What to produce: All lines in the data bearing the string "procedures" should be identified and copied.

Dataset rows:
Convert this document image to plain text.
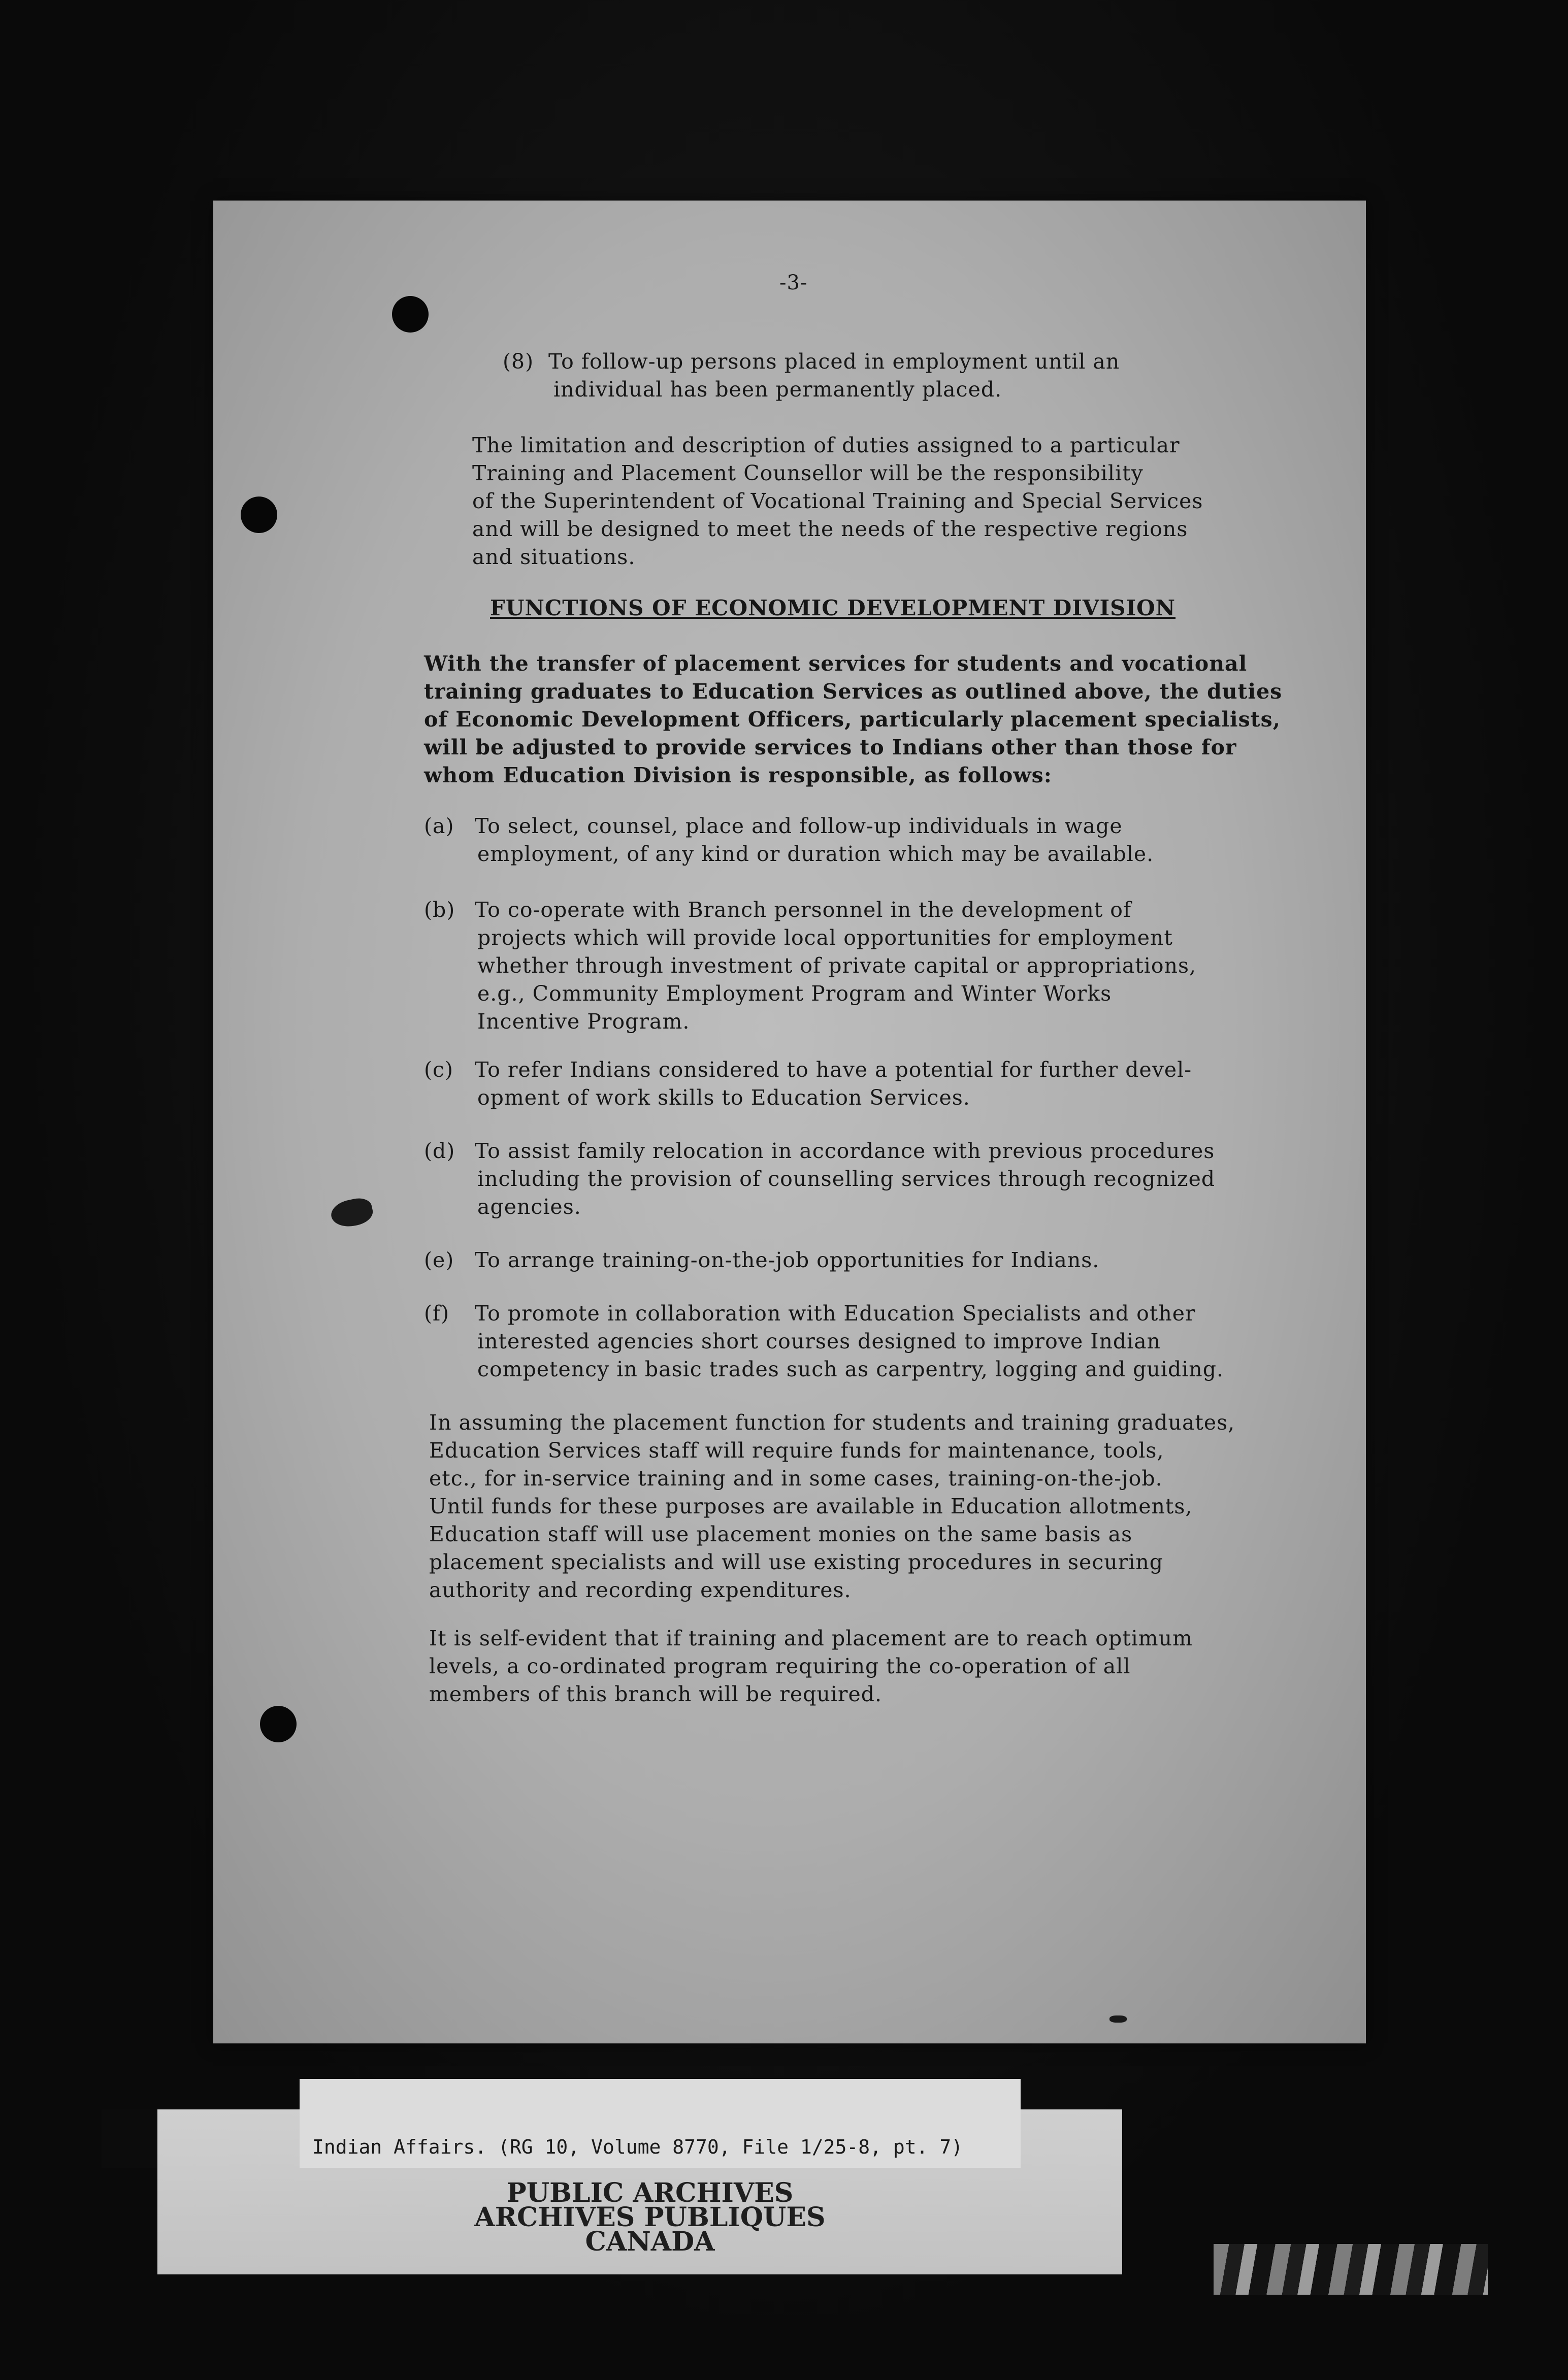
-3-
(8) To follow-up persons placed in employment until an
individual has been permanently placed.
The limitation and description of duties assigned to a particular
Training and Placement Counsellor will be the responsibility
of the Superintendent of Vocational Training and Special Services
and will be designed to meet the needs of the respective regions
and situations.
FUNCTIONS OF ECONOMIC DEVELOPMENT DIVISION
With the transfer of placement services for students and vocational
training graduates to Education Services as outlined above, the duties
of Economic Development Officers, particularly placement specialists,
will be adjusted to provide services to Indians other than those for
whom Education Division is responsible, as follows:
(a) To select, counsel, place and follow-up individuals in wage
employment, of any kind or duration which may be available.
(b) To co-operate with Branch personnel in the development of
projects which will provide local opportunities for employment
whether through investment of private capital or appropriations,
e.g., Community Employment Program and Winter Works
Incentive Program.
(c) To refer Indians considered to have a potential for further devel-
opment of work skills to Education Services.
(d) To assist family relocation in accordance with previous procedures
including the provision of counselling services through recognized
agencies.
(e) To arrange training-on-the-job opportunities for Indians.
(f) To promote in collaboration with Education Specialists and other
interested agencies short courses designed to improve Indian
competency in basic trades such as carpentry, logging and guiding.
In assuming the placement function for students and training graduates,
Education Services staff will require funds for maintenance, tools,
etc., for in-service training and in some cases, training-on-the-job.
Until funds for these purposes are available in Education allotments,
Education staff will use placement monies on the same basis as
placement specialists and will use existing procedures in securing
authority and recording expenditures.
It is self-evident that if training and placement are to reach optimum
levels, a co-ordinated program requiring the co-operation of all
members of this branch will be required.
Indian Affairs. (RG 10, Volume 8770, File 1/25-8, pt. 7)
PUBLIC ARCHIVES
ARCHIVES PUBLIQUES
CANADA
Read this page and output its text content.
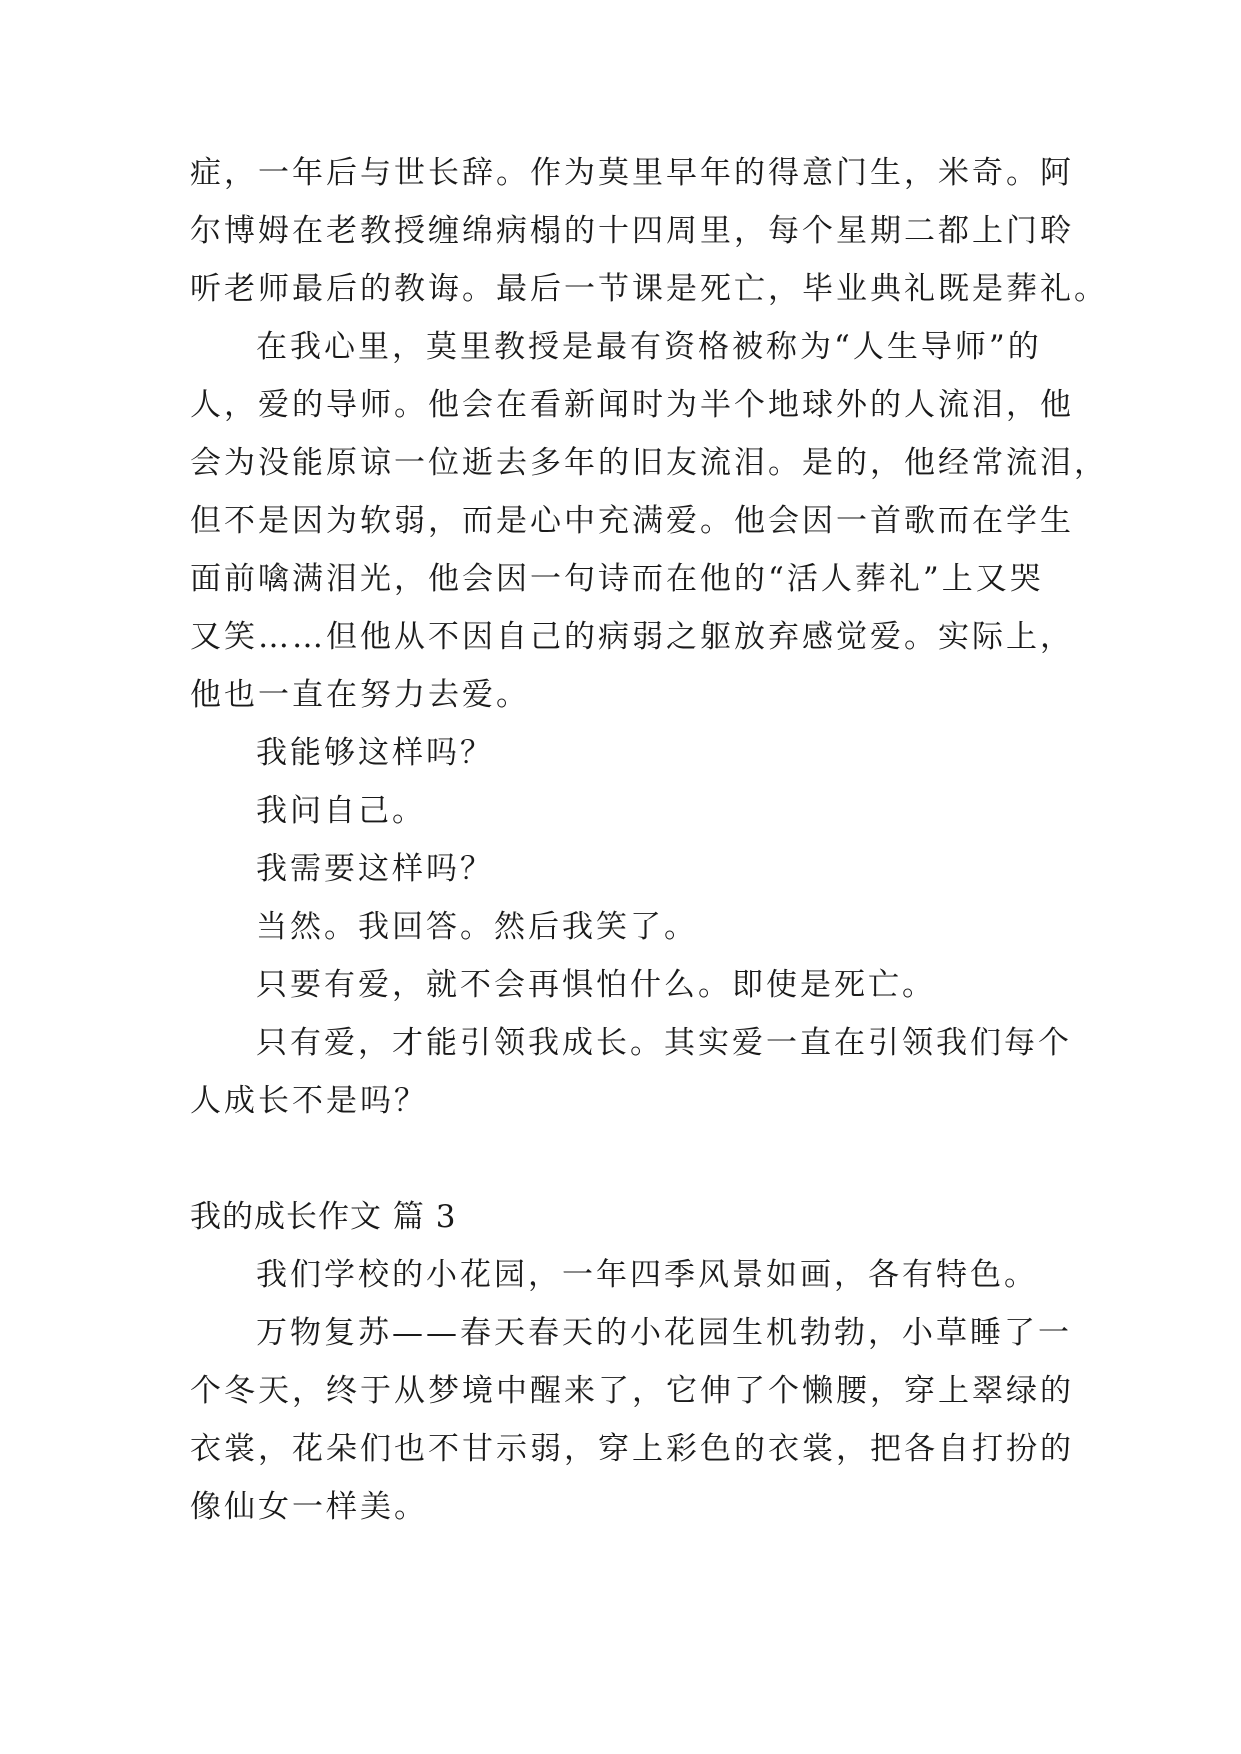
症，一年后与世长辞。作为莫里早年的得意门生，米奇。阿
尔博姆在老教授缠绵病榻的十四周里，每个星期二都上门聆
听老师最后的教诲。最后一节课是死亡，毕业典礼既是葬礼。
在我心里，莫里教授是最有资格被称为“人生导师”的
人，爱的导师。他会在看新闻时为半个地球外的人流泪，他
会为没能原谅一位逝去多年的旧友流泪。是的，他经常流泪，
但不是因为软弱，而是心中充满爱。他会因一首歌而在学生
面前噙满泪光，他会因一句诗而在他的“活人葬礼”上又哭
又笑……但他从不因自己的病弱之躯放弃感觉爱。实际上，
他也一直在努力去爱。
我能够这样吗？
我问自己。
我需要这样吗？
当然。我回答。然后我笑了。
只要有爱，就不会再惧怕什么。即使是死亡。
只有爱，才能引领我成长。其实爱一直在引领我们每个
人成长不是吗？
我的成长作文 篇 3
我们学校的小花园，一年四季风景如画，各有特色。
万物复苏——春天春天的小花园生机勃勃，小草睡了一
个冬天，终于从梦境中醒来了，它伸了个懒腰，穿上翠绿的
衣裳，花朵们也不甘示弱，穿上彩色的衣裳，把各自打扮的
像仙女一样美。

Problem solution:
(d) To assist family relocation in accordance with previous procedures
placement specialists and will use existing procedures in securing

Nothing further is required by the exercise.